» **THE DATA**
════

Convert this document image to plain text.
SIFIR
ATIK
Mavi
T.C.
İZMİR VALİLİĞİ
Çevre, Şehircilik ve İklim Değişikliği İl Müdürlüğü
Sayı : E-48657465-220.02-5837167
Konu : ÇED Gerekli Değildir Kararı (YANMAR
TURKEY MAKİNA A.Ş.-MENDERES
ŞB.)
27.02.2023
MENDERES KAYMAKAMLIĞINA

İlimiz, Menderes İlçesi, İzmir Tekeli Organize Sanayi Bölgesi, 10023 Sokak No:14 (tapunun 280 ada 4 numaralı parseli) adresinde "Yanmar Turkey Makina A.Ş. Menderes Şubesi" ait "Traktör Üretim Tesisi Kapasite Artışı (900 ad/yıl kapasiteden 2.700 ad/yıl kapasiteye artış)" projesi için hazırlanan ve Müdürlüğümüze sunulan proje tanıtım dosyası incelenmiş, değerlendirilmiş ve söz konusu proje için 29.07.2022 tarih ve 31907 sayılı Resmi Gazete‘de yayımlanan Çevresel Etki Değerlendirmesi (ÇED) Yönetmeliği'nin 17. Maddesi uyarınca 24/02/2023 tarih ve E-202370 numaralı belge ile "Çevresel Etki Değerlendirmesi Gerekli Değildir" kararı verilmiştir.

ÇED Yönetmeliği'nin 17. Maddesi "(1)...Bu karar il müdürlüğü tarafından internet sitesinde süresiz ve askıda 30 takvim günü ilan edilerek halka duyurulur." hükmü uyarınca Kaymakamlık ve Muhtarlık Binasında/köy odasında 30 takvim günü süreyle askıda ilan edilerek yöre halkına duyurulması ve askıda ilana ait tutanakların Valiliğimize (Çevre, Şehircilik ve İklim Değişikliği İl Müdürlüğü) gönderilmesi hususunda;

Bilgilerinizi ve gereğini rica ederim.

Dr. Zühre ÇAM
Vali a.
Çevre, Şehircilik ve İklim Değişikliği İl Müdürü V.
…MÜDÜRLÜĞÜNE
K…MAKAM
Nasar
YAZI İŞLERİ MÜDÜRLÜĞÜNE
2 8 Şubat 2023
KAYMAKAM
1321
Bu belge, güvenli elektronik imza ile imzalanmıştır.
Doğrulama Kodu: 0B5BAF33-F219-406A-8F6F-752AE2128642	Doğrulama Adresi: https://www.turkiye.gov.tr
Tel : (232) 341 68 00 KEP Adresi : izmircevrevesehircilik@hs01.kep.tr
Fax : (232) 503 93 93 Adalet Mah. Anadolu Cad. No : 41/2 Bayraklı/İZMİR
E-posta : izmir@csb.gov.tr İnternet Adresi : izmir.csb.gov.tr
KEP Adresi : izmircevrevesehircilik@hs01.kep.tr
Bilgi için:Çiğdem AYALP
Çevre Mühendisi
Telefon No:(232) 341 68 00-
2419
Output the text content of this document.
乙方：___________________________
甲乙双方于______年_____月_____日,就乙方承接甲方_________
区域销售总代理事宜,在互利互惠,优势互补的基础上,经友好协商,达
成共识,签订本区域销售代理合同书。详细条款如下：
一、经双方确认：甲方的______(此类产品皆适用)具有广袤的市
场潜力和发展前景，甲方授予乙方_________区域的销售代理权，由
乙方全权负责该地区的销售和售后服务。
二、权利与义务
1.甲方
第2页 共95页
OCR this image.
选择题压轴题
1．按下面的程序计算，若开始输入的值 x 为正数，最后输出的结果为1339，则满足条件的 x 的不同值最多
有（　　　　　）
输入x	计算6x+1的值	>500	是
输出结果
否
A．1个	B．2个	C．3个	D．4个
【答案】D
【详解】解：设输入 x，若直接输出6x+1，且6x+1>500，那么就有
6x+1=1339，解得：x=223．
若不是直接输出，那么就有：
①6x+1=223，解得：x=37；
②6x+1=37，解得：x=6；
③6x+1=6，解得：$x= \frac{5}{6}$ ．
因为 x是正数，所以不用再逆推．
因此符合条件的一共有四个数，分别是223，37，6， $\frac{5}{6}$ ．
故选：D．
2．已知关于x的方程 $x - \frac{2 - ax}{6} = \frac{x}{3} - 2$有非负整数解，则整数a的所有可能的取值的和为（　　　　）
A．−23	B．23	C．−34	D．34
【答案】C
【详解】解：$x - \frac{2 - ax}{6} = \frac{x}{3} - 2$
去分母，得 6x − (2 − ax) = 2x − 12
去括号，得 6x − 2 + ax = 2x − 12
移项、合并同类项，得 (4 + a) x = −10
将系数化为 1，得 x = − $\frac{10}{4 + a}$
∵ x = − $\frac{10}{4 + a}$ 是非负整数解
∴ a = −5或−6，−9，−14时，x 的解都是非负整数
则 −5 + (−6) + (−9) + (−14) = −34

════

» **EXERCISE**
Set all of the entries down again, exactly as they were given.

» **SOLUTION TO THIS EXERCISE**
Convert this document image to plain text.
SIFIR
ATIK
Mavi
T.C.
İZMİR VALİLİĞİ
Çevre, Şehircilik ve İklim Değişikliği İl Müdürlüğü
Sayı : E-48657465-220.02-5837167
Konu : ÇED Gerekli Değildir Kararı (YANMAR
TURKEY MAKİNA A.Ş.-MENDERES
ŞB.)
27.02.2023
MENDERES KAYMAKAMLIĞINA

İlimiz, Menderes İlçesi, İzmir Tekeli Organize Sanayi Bölgesi, 10023 Sokak No:14 (tapunun 280 ada 4 numaralı parseli) adresinde "Yanmar Turkey Makina A.Ş. Menderes Şubesi" ait "Traktör Üretim Tesisi Kapasite Artışı (900 ad/yıl kapasiteden 2.700 ad/yıl kapasiteye artış)" projesi için hazırlanan ve Müdürlüğümüze sunulan proje tanıtım dosyası incelenmiş, değerlendirilmiş ve söz konusu proje için 29.07.2022 tarih ve 31907 sayılı Resmi Gazete‘de yayımlanan Çevresel Etki Değerlendirmesi (ÇED) Yönetmeliği'nin 17. Maddesi uyarınca 24/02/2023 tarih ve E-202370 numaralı belge ile "Çevresel Etki Değerlendirmesi Gerekli Değildir" kararı verilmiştir.

ÇED Yönetmeliği'nin 17. Maddesi "(1)...Bu karar il müdürlüğü tarafından internet sitesinde süresiz ve askıda 30 takvim günü ilan edilerek halka duyurulur." hükmü uyarınca Kaymakamlık ve Muhtarlık Binasında/köy odasında 30 takvim günü süreyle askıda ilan edilerek yöre halkına duyurulması ve askıda ilana ait tutanakların Valiliğimize (Çevre, Şehircilik ve İklim Değişikliği İl Müdürlüğü) gönderilmesi hususunda;

Bilgilerinizi ve gereğini rica ederim.

Dr. Zühre ÇAM
Vali a.
Çevre, Şehircilik ve İklim Değişikliği İl Müdürü V.
…MÜDÜRLÜĞÜNE
K…MAKAM
Nasar
YAZI İŞLERİ MÜDÜRLÜĞÜNE
2 8 Şubat 2023
KAYMAKAM
1321
Bu belge, güvenli elektronik imza ile imzalanmıştır.
Doğrulama Kodu: 0B5BAF33-F219-406A-8F6F-752AE2128642	Doğrulama Adresi: https://www.turkiye.gov.tr
Tel : (232) 341 68 00 KEP Adresi : izmircevrevesehircilik@hs01.kep.tr
Fax : (232) 503 93 93 Adalet Mah. Anadolu Cad. No : 41/2 Bayraklı/İZMİR
E-posta : izmir@csb.gov.tr İnternet Adresi : izmir.csb.gov.tr
KEP Adresi : izmircevrevesehircilik@hs01.kep.tr
Bilgi için:Çiğdem AYALP
Çevre Mühendisi
Telefon No:(232) 341 68 00-
2419
Output the text content of this document.
乙方：___________________________
甲乙双方于______年_____月_____日,就乙方承接甲方_________
区域销售总代理事宜,在互利互惠,优势互补的基础上,经友好协商,达
成共识,签订本区域销售代理合同书。详细条款如下：
一、经双方确认：甲方的______(此类产品皆适用)具有广袤的市
场潜力和发展前景，甲方授予乙方_________区域的销售代理权，由
乙方全权负责该地区的销售和售后服务。
二、权利与义务
1.甲方
第2页 共95页
OCR this image.
选择题压轴题
1．按下面的程序计算，若开始输入的值 x 为正数，最后输出的结果为1339，则满足条件的 x 的不同值最多
有（　　　　　）
输入x	计算6x+1的值	>500	是
输出结果
否
A．1个	B．2个	C．3个	D．4个
【答案】D
【详解】解：设输入 x，若直接输出6x+1，且6x+1>500，那么就有
6x+1=1339，解得：x=223．
若不是直接输出，那么就有：
①6x+1=223，解得：x=37；
②6x+1=37，解得：x=6；
③6x+1=6，解得：$x= \frac{5}{6}$ ．
因为 x是正数，所以不用再逆推．
因此符合条件的一共有四个数，分别是223，37，6， $\frac{5}{6}$ ．
故选：D．
2．已知关于x的方程 $x - \frac{2 - ax}{6} = \frac{x}{3} - 2$有非负整数解，则整数a的所有可能的取值的和为（　　　　）
A．−23	B．23	C．−34	D．34
【答案】C
【详解】解：$x - \frac{2 - ax}{6} = \frac{x}{3} - 2$
去分母，得 6x − (2 − ax) = 2x − 12
去括号，得 6x − 2 + ax = 2x − 12
移项、合并同类项，得 (4 + a) x = −10
将系数化为 1，得 x = − $\frac{10}{4 + a}$
∵ x = − $\frac{10}{4 + a}$ 是非负整数解
∴ a = −5或−6，−9，−14时，x 的解都是非负整数
则 −5 + (−6) + (−9) + (−14) = −34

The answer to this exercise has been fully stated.